Each line containing the word "this" must be reported.

———

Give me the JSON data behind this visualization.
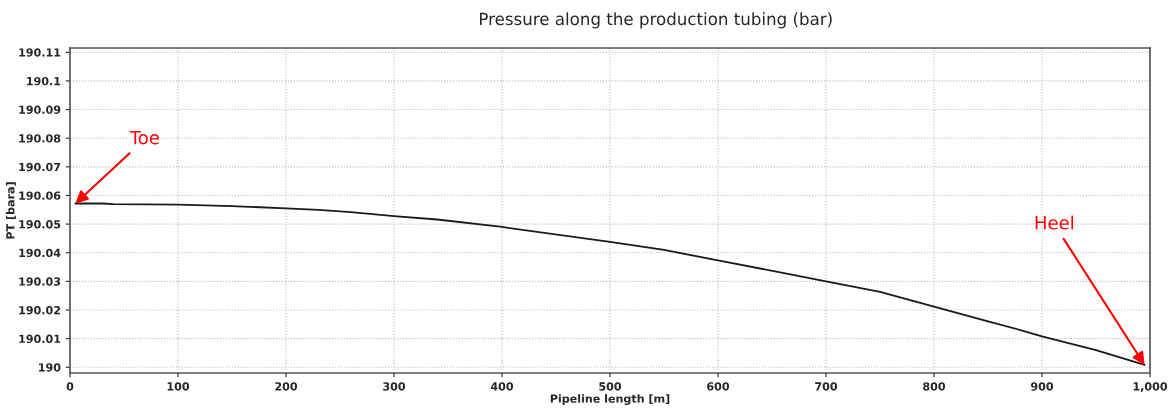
{
  "chart_data": {
    "type": "line",
    "title": "Pressure along the production tubing (bar)",
    "xlabel": "Pipeline length [m]",
    "ylabel": "PT [bara]",
    "series": [
      {
        "color": "#1a1a1a",
        "x": [
          5,
          30,
          40,
          100,
          150,
          200,
          230,
          260,
          300,
          340,
          400,
          500,
          550,
          600,
          660,
          700,
          750,
          800,
          850,
          880,
          900,
          950,
          995
        ],
        "values": [
          190.0572,
          190.0572,
          190.057,
          190.0568,
          190.0563,
          190.0555,
          190.055,
          190.0542,
          190.0528,
          190.0516,
          190.049,
          190.0438,
          190.041,
          190.0373,
          190.033,
          190.03,
          190.0263,
          190.0212,
          190.016,
          190.013,
          190.0108,
          190.006,
          190.0008
        ]
      }
    ],
    "xlim": [
      0,
      1000
    ],
    "xticks": [
      0,
      100,
      200,
      300,
      400,
      500,
      600,
      700,
      800,
      900,
      {
        "value": 1000,
        "label": "1,000"
      }
    ],
    "ylim": [
      189.998,
      190.1115
    ],
    "yticks": [
      190,
      190.01,
      190.02,
      190.03,
      190.04,
      190.05,
      190.06,
      190.07,
      190.08,
      190.09,
      190.1,
      190.11
    ],
    "grid": true,
    "marker": "none",
    "line_style": "solid",
    "annotations": [
      {
        "text": "Toe",
        "x": 5,
        "y": 190.0572
      },
      {
        "text": "Heel",
        "x": 995,
        "y": 190.0008
      }
    ]
  }
}
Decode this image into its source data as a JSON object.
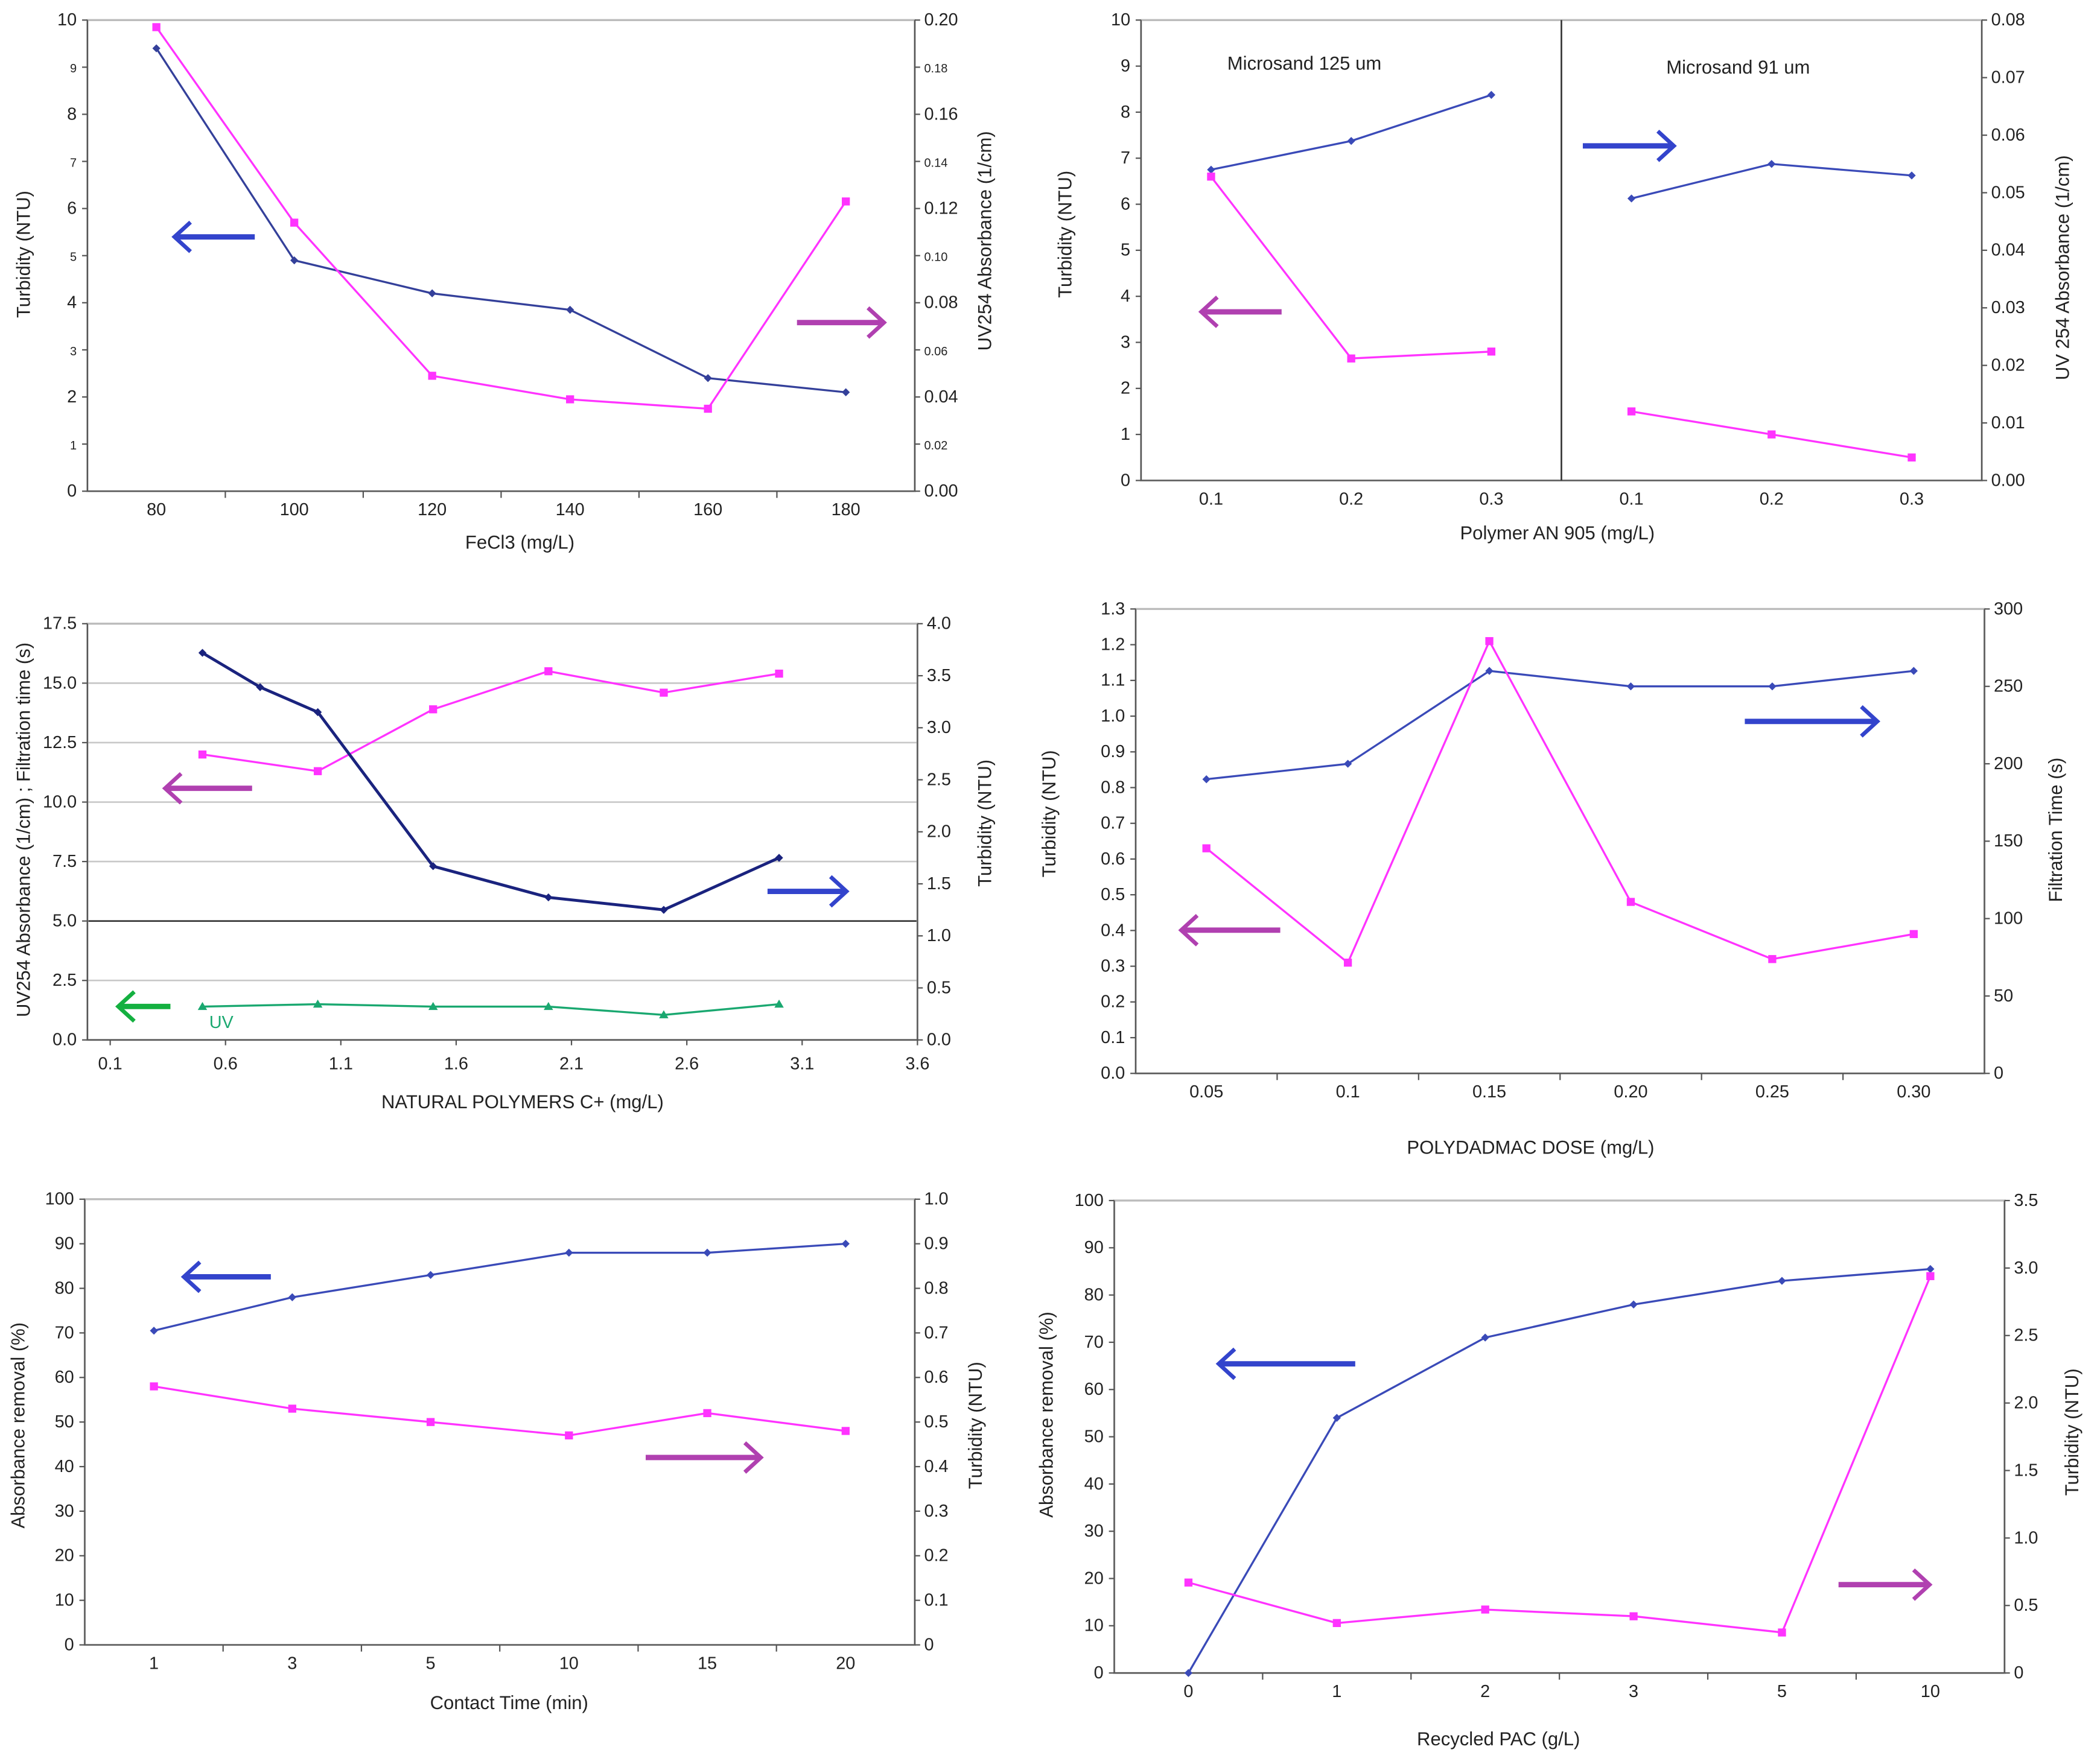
{
  "chart_data": [
    {
      "id": "c1",
      "type": "line",
      "xlabel": "FeCl3 (mg/L)",
      "ylabel": "Turbidity (NTU)",
      "y2label": "UV254 Absorbance (1/cm)",
      "xtype": "category",
      "categories": [
        "80",
        "100",
        "120",
        "140",
        "160",
        "180"
      ],
      "ylim": [
        0,
        10
      ],
      "y2lim": [
        0,
        0.2
      ],
      "yticks": [
        "0",
        "1",
        "2",
        "3",
        "4",
        "5",
        "6",
        "7",
        "8",
        "9",
        "10"
      ],
      "y2ticks": [
        "0.00",
        "0.02",
        "0.04",
        "0.06",
        "0.08",
        "0.10",
        "0.12",
        "0.14",
        "0.16",
        "0.18",
        "0.20"
      ],
      "series": [
        {
          "axis": "left",
          "color": "#34409a",
          "marker": "diamond",
          "values": [
            9.4,
            4.9,
            4.2,
            3.85,
            2.4,
            2.1
          ]
        },
        {
          "axis": "right",
          "color": "#ff33ff",
          "marker": "square",
          "values": [
            0.197,
            0.114,
            0.049,
            0.039,
            0.035,
            0.123
          ]
        }
      ],
      "arrows": [
        {
          "direction": "left",
          "color": "#3344cc"
        },
        {
          "direction": "right",
          "color": "#b040b0"
        }
      ]
    },
    {
      "id": "c2",
      "type": "line",
      "xlabel": "Polymer AN 905 (mg/L)",
      "ylabel": "Turbidity (NTU)",
      "y2label": "UV 254 Absorbance (1/cm)",
      "xtype": "category",
      "categories": [
        "0.1",
        "0.2",
        "0.3",
        "0.1",
        "0.2",
        "0.3"
      ],
      "panels": [
        "Microsand 125 um",
        "Microsand 91 um"
      ],
      "ylim": [
        0,
        10
      ],
      "y2lim": [
        0,
        0.08
      ],
      "yticks": [
        "0",
        "1",
        "2",
        "3",
        "4",
        "5",
        "6",
        "7",
        "8",
        "9",
        "10"
      ],
      "y2ticks": [
        "0.00",
        "0.01",
        "0.02",
        "0.03",
        "0.04",
        "0.05",
        "0.06",
        "0.07",
        "0.08"
      ],
      "series": [
        {
          "axis": "right",
          "color": "#3a4ab8",
          "marker": "diamond",
          "segments": [
            [
              0,
              1,
              2
            ],
            [
              3,
              4,
              5
            ]
          ],
          "values": [
            0.054,
            0.059,
            0.067,
            0.049,
            0.055,
            0.053
          ]
        },
        {
          "axis": "left",
          "color": "#ff33ff",
          "marker": "square",
          "segments": [
            [
              0,
              1,
              2
            ],
            [
              3,
              4,
              5
            ]
          ],
          "values": [
            6.6,
            2.65,
            2.8,
            1.5,
            1.0,
            0.5
          ]
        }
      ],
      "arrows": [
        {
          "direction": "right",
          "color": "#3344cc"
        },
        {
          "direction": "left",
          "color": "#b040b0"
        }
      ]
    },
    {
      "id": "c3",
      "type": "line",
      "xlabel": "NATURAL POLYMERS C+ (mg/L)",
      "ylabel": "UV254 Absorbance (1/cm) ; Filtration time (s)",
      "y2label": "Turbidity (NTU)",
      "xtype": "numeric",
      "xlim": [
        0.1,
        3.6
      ],
      "xticks": [
        "0.1",
        "0.6",
        "1.1",
        "1.6",
        "2.1",
        "2.6",
        "3.1",
        "3.6"
      ],
      "ylim": [
        0,
        17.5
      ],
      "y2lim": [
        0,
        4.0
      ],
      "grid": true,
      "yticks": [
        "0.0",
        "2.5",
        "5.0",
        "7.5",
        "10.0",
        "12.5",
        "15.0",
        "17.5"
      ],
      "y2ticks": [
        "0.0",
        "0.5",
        "1.0",
        "1.5",
        "2.0",
        "2.5",
        "3.0",
        "3.5",
        "4.0"
      ],
      "series_label": "UV",
      "series": [
        {
          "axis": "left",
          "color": "#ff33ff",
          "marker": "square",
          "x": [
            0.5,
            1.0,
            1.5,
            2.0,
            2.5,
            3.0
          ],
          "values": [
            12.0,
            11.3,
            13.9,
            15.5,
            14.6,
            15.4
          ]
        },
        {
          "axis": "right",
          "color": "#1a237e",
          "marker": "diamond",
          "x": [
            0.5,
            0.75,
            1.0,
            1.5,
            2.0,
            2.5,
            3.0
          ],
          "values": [
            3.72,
            3.39,
            3.15,
            1.67,
            1.37,
            1.25,
            1.75
          ]
        },
        {
          "axis": "left",
          "color": "#1aa870",
          "marker": "triangle",
          "x": [
            0.5,
            1.0,
            1.5,
            2.0,
            2.5,
            3.0
          ],
          "values": [
            1.4,
            1.5,
            1.4,
            1.4,
            1.05,
            1.5
          ]
        }
      ],
      "arrows": [
        {
          "direction": "left",
          "color": "#b040b0"
        },
        {
          "direction": "right",
          "color": "#3344cc"
        },
        {
          "direction": "left",
          "color": "#14b040"
        }
      ]
    },
    {
      "id": "c4",
      "type": "line",
      "xlabel": "POLYDADMAC DOSE (mg/L)",
      "ylabel": "Turbidity (NTU)",
      "y2label": "Filtration Time (s)",
      "xtype": "category",
      "categories": [
        "0.05",
        "0.1",
        "0.15",
        "0.20",
        "0.25",
        "0.30"
      ],
      "ylim": [
        0,
        1.3
      ],
      "y2lim": [
        0,
        300
      ],
      "yticks": [
        "0.0",
        "0.1",
        "0.2",
        "0.3",
        "0.4",
        "0.5",
        "0.6",
        "0.7",
        "0.8",
        "0.9",
        "1.0",
        "1.1",
        "1.2",
        "1.3"
      ],
      "y2ticks": [
        "0",
        "50",
        "100",
        "150",
        "200",
        "250",
        "300"
      ],
      "series": [
        {
          "axis": "right",
          "color": "#3a4ab8",
          "marker": "diamond",
          "values": [
            190,
            200,
            260,
            250,
            250,
            260
          ]
        },
        {
          "axis": "left",
          "color": "#ff33ff",
          "marker": "square",
          "values": [
            0.63,
            0.31,
            1.21,
            0.48,
            0.32,
            0.39
          ]
        }
      ],
      "arrows": [
        {
          "direction": "right",
          "color": "#3344cc"
        },
        {
          "direction": "left",
          "color": "#b040b0"
        }
      ]
    },
    {
      "id": "c5",
      "type": "line",
      "xlabel": "Contact Time (min)",
      "ylabel": "Absorbance removal (%)",
      "y2label": "Turbidity (NTU)",
      "xtype": "category",
      "categories": [
        "1",
        "3",
        "5",
        "10",
        "15",
        "20"
      ],
      "ylim": [
        0,
        100
      ],
      "y2lim": [
        0,
        1.0
      ],
      "yticks": [
        "0",
        "10",
        "20",
        "30",
        "40",
        "50",
        "60",
        "70",
        "80",
        "90",
        "100"
      ],
      "y2ticks": [
        "0",
        "0.1",
        "0.2",
        "0.3",
        "0.4",
        "0.5",
        "0.6",
        "0.7",
        "0.8",
        "0.9",
        "1.0"
      ],
      "series": [
        {
          "axis": "left",
          "color": "#3a4ab8",
          "marker": "diamond",
          "values": [
            70.5,
            78,
            83,
            88,
            88,
            90
          ]
        },
        {
          "axis": "right",
          "color": "#ff33ff",
          "marker": "square",
          "values": [
            0.58,
            0.53,
            0.5,
            0.47,
            0.52,
            0.48
          ]
        }
      ],
      "arrows": [
        {
          "direction": "left",
          "color": "#3344cc"
        },
        {
          "direction": "right",
          "color": "#b040b0"
        }
      ]
    },
    {
      "id": "c6",
      "type": "line",
      "xlabel": "Recycled PAC (g/L)",
      "ylabel": "Absorbance removal (%)",
      "y2label": "Turbidity (NTU)",
      "xtype": "category",
      "categories": [
        "0",
        "1",
        "2",
        "3",
        "5",
        "10"
      ],
      "ylim": [
        0,
        100
      ],
      "y2lim": [
        0,
        3.5
      ],
      "yticks": [
        "0",
        "10",
        "20",
        "30",
        "40",
        "50",
        "60",
        "70",
        "80",
        "90",
        "100"
      ],
      "y2ticks": [
        "0",
        "0.5",
        "1.0",
        "1.5",
        "2.0",
        "2.5",
        "3.0",
        "3.5"
      ],
      "series": [
        {
          "axis": "left",
          "color": "#3a4ab8",
          "marker": "diamond",
          "values": [
            0,
            54,
            71,
            78,
            83,
            85.5
          ]
        },
        {
          "axis": "right",
          "color": "#ff33ff",
          "marker": "square",
          "values": [
            0.67,
            0.37,
            0.47,
            0.42,
            0.3,
            2.94
          ]
        }
      ],
      "arrows": [
        {
          "direction": "left",
          "color": "#3344cc"
        },
        {
          "direction": "right",
          "color": "#b040b0"
        }
      ]
    }
  ]
}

———

The result:
Give me the JSON data behind this visualization.
Decode this image into its source data as a JSON object.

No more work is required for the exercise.